▶ [PROMPT]: Write out the listing beneath this instruction in its entirety, exactly as it reads.

▶ [EXERCISE MATERIALS]:
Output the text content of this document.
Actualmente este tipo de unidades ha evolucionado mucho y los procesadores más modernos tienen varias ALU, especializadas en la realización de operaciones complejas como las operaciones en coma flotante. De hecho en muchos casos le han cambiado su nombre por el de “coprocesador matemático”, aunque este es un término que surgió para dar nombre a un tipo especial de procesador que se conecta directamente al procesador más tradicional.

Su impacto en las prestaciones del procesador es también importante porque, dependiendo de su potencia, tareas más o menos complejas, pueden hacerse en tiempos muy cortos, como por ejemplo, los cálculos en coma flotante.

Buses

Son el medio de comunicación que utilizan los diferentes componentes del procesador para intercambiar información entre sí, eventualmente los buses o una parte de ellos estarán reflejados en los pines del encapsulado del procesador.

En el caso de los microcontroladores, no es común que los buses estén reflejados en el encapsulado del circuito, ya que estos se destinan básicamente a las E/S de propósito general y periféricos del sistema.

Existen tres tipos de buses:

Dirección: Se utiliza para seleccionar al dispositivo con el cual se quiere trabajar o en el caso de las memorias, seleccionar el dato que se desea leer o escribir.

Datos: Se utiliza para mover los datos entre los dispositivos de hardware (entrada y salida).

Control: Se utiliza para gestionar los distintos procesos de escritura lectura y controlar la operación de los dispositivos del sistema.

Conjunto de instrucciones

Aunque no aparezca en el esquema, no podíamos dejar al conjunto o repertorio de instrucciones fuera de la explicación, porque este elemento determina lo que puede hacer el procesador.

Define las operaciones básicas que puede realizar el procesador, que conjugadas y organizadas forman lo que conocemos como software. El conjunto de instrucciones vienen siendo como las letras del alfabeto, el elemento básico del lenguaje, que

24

▶ [EXPECTED ANSWER]:
Output the text content of this document.
Actualmente este tipo de unidades ha evolucionado mucho y los procesadores más modernos tienen varias ALU, especializadas en la realización de operaciones complejas como las operaciones en coma flotante. De hecho en muchos casos le han cambiado su nombre por el de “coprocesador matemático”, aunque este es un término que surgió para dar nombre a un tipo especial de procesador que se conecta directamente al procesador más tradicional.

Su impacto en las prestaciones del procesador es también importante porque, dependiendo de su potencia, tareas más o menos complejas, pueden hacerse en tiempos muy cortos, como por ejemplo, los cálculos en coma flotante.

Buses

Son el medio de comunicación que utilizan los diferentes componentes del procesador para intercambiar información entre sí, eventualmente los buses o una parte de ellos estarán reflejados en los pines del encapsulado del procesador.

En el caso de los microcontroladores, no es común que los buses estén reflejados en el encapsulado del circuito, ya que estos se destinan básicamente a las E/S de propósito general y periféricos del sistema.

Existen tres tipos de buses:

Dirección: Se utiliza para seleccionar al dispositivo con el cual se quiere trabajar o en el caso de las memorias, seleccionar el dato que se desea leer o escribir.

Datos: Se utiliza para mover los datos entre los dispositivos de hardware (entrada y salida).

Control: Se utiliza para gestionar los distintos procesos de escritura lectura y controlar la operación de los dispositivos del sistema.

Conjunto de instrucciones

Aunque no aparezca en el esquema, no podíamos dejar al conjunto o repertorio de instrucciones fuera de la explicación, porque este elemento determina lo que puede hacer el procesador.

Define las operaciones básicas que puede realizar el procesador, que conjugadas y organizadas forman lo que conocemos como software. El conjunto de instrucciones vienen siendo como las letras del alfabeto, el elemento básico del lenguaje, que

24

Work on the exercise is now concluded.